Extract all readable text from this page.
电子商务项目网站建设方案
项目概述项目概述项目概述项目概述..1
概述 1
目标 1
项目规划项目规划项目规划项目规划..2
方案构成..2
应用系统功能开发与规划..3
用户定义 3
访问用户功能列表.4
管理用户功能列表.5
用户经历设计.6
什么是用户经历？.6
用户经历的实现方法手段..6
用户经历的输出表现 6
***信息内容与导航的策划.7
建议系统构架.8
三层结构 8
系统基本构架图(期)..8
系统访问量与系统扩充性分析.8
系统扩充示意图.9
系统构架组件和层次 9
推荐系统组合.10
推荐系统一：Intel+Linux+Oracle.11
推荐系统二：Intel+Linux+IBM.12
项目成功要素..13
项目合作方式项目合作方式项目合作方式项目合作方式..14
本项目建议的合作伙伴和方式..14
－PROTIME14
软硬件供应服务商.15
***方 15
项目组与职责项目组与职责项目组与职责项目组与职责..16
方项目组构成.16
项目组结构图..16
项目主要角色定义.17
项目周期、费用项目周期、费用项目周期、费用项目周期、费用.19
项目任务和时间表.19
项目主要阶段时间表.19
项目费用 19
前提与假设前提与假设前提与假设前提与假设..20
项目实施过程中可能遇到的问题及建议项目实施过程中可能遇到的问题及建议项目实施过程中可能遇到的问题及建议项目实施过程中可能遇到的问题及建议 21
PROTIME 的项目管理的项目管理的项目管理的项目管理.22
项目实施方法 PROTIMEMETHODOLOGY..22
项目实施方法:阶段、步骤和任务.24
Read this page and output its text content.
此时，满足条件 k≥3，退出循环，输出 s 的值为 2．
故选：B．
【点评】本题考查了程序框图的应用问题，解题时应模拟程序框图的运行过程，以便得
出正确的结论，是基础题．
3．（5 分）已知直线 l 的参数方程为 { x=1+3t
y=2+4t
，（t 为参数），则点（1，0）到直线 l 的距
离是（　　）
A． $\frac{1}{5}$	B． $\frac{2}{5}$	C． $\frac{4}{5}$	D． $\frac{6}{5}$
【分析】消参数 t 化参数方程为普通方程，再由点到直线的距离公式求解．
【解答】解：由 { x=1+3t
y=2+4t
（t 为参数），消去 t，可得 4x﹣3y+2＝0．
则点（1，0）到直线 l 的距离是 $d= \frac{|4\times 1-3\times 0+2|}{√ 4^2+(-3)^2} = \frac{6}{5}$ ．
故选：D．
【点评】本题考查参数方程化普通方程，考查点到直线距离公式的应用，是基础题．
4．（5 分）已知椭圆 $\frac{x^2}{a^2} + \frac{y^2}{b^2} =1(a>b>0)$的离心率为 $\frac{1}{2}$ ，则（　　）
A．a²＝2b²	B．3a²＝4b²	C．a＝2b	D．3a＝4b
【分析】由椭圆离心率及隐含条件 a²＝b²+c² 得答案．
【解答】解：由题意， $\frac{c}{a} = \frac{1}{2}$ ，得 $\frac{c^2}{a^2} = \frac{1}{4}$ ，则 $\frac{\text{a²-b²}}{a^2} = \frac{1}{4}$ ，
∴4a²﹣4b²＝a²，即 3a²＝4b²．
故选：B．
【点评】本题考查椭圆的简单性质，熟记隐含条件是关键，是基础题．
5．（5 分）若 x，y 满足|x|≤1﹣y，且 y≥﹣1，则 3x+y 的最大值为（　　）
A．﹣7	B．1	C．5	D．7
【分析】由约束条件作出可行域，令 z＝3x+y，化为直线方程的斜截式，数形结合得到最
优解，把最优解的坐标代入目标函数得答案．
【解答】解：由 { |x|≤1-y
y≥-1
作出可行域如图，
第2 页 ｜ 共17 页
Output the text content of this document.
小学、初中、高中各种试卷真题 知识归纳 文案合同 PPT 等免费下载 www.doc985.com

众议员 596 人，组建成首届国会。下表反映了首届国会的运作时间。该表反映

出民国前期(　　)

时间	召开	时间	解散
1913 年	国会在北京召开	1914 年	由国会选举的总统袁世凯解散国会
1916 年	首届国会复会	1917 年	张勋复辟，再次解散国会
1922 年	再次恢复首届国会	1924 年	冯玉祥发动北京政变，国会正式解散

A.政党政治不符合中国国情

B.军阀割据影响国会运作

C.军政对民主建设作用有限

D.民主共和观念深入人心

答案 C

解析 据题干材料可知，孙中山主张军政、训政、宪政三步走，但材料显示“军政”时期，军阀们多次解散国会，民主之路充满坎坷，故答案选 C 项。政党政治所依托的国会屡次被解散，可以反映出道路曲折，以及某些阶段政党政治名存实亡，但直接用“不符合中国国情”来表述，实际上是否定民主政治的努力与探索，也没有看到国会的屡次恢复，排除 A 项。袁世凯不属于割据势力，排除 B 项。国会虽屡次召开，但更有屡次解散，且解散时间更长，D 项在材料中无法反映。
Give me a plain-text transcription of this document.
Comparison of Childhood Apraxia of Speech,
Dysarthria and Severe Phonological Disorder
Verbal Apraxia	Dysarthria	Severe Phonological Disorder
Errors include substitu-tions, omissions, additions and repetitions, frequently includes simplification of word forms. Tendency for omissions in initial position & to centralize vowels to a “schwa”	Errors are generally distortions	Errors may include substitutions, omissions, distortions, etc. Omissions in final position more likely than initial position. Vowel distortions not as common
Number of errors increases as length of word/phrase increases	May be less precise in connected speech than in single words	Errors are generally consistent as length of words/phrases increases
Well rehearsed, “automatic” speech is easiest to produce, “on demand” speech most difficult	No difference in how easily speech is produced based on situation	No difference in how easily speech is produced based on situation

********

**Short exercise:**
Give only the count of lines in the data that include the string "document".

**Task result:**
2